Activity:
Answer from the screenshot discussion below:
1. What message could the imgui message box show?
2. What could be added to the window title instead of a message box, and for how long?
3. What method did GitHub Copilot know the project had?

I'll see about making the filename more descriptive, probably something like "Screenshot - [Title_Name or Title_ID] - [Datetime] - [Time in milliseconds since epoch].png". The time since the epoch in milliseconds will look like a long random number, but also never be the same, it can only ever increase. That way, it can give a unique file name.

And yeah, I can add a message box with imgui to say "Screenshot saved to [screenshot path]".

You used github copilot for this? How did that process work?

A message box might be too intrusive. maybe if imgui has no notification widget (that doesn't get in the way/steal context) you could add <SCREENSHOT SAVED> to the window title for a second or two

Razzile avatar Oct 12 '22 13:10 Razzile

Yeah, GitHub Copilot is surprisingly helpful in finding the missing pieces to a solution at times. Especially in this case where the answer was just sitting right in front of me but I hadn't noticed it yet. In this case, I didn't know the project had a save-to-PNG method, but GitHub Copilot did, which saved me a lot of time. The only way I would have known about that would have been by searching through every file in the project until I randomly stumbled upon it.

https://user-images.githubusercontent.com/62965063/195423727-616e4354-608a-416a-a89a-fea95082c459.mp4

GitHub Copilot will use the context of the rest of your project to help find what you're looking for, and it does it remarkably quickly. It doesn't always work perfectly, and won't always give you what you're looking for. Most of the time you still need to fill in the rest or make changes. Overall, it's still very useful and I'd recommend it.

Stored data:
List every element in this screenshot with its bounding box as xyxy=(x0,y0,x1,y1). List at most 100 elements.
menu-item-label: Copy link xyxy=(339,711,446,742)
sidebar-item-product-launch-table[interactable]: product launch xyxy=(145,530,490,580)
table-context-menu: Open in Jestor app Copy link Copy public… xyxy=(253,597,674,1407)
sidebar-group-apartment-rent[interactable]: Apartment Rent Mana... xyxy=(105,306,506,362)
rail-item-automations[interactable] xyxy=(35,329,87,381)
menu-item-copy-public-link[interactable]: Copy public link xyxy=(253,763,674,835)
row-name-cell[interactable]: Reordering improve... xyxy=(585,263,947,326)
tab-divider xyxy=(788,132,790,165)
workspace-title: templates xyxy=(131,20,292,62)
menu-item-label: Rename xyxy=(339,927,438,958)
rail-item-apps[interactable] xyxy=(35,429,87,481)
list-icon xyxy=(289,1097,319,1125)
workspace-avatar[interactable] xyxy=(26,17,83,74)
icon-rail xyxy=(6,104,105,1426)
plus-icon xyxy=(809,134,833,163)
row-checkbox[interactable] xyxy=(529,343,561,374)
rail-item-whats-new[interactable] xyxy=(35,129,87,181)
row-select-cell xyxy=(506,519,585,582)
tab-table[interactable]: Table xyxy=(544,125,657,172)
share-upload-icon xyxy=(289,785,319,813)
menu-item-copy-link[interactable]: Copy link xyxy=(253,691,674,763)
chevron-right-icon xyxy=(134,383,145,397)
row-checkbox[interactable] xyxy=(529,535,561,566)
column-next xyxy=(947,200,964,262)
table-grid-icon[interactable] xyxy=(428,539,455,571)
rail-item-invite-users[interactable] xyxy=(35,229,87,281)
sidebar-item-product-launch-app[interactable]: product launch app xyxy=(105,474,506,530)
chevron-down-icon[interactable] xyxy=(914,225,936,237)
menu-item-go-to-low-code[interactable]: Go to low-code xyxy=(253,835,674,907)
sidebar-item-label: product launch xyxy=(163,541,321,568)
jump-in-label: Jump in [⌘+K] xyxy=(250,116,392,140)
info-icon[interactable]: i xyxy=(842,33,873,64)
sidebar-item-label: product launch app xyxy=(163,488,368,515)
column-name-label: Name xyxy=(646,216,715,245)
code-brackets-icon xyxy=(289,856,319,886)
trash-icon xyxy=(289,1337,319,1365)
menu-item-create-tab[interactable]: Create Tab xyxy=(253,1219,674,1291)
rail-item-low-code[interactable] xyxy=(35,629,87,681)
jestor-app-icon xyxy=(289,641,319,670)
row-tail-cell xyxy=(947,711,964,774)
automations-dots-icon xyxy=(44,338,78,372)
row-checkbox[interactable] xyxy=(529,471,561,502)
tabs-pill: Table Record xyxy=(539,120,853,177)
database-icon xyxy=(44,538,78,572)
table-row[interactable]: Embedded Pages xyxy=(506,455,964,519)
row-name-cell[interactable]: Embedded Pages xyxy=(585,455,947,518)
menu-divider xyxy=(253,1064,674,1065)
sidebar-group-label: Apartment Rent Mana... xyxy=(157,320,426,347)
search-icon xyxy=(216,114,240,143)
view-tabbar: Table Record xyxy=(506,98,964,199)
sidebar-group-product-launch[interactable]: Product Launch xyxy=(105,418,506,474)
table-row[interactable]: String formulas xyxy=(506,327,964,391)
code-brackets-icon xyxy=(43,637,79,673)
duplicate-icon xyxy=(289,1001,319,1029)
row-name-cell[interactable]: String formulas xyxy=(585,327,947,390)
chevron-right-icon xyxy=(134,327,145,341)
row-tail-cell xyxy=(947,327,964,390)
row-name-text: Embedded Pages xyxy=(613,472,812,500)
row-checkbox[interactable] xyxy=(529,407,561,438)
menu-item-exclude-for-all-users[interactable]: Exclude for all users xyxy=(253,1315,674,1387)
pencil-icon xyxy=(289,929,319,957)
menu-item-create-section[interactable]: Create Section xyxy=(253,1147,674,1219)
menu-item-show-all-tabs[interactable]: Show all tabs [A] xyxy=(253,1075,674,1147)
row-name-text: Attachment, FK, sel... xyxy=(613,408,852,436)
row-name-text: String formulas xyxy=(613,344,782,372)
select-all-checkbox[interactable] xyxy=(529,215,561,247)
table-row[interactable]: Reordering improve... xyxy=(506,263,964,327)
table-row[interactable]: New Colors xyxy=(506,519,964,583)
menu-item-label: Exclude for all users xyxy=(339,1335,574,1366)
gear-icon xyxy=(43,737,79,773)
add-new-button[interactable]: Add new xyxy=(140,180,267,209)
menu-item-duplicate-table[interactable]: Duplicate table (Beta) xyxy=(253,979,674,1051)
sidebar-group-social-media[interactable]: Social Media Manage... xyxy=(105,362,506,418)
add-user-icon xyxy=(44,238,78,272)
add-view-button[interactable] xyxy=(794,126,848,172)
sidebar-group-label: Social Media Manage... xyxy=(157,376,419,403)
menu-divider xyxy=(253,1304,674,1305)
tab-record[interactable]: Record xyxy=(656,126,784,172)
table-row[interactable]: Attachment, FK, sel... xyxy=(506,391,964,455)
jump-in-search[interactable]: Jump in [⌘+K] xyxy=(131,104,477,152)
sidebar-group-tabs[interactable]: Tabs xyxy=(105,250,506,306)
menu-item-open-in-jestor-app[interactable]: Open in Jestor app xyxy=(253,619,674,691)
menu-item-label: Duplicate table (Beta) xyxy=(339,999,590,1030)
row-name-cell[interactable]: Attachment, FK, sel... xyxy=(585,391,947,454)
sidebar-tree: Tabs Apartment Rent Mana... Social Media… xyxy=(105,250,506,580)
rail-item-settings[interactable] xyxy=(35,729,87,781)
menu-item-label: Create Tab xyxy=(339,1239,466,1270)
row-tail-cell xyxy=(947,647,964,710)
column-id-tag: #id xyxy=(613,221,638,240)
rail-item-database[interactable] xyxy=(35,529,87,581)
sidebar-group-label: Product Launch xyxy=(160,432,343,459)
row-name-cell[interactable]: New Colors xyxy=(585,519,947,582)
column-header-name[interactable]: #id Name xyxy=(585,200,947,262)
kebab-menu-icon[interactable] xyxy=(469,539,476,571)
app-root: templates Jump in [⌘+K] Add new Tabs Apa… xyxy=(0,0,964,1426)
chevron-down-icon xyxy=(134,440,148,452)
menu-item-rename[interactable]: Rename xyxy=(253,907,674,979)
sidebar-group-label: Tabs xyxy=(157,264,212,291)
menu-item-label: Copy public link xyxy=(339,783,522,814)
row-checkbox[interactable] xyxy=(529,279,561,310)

Answer to this problem:
1. "Screenshot saved to [screenshot path]"
2. <SCREENSHOT SAVED>, for a second or two
3. A save-to-PNG method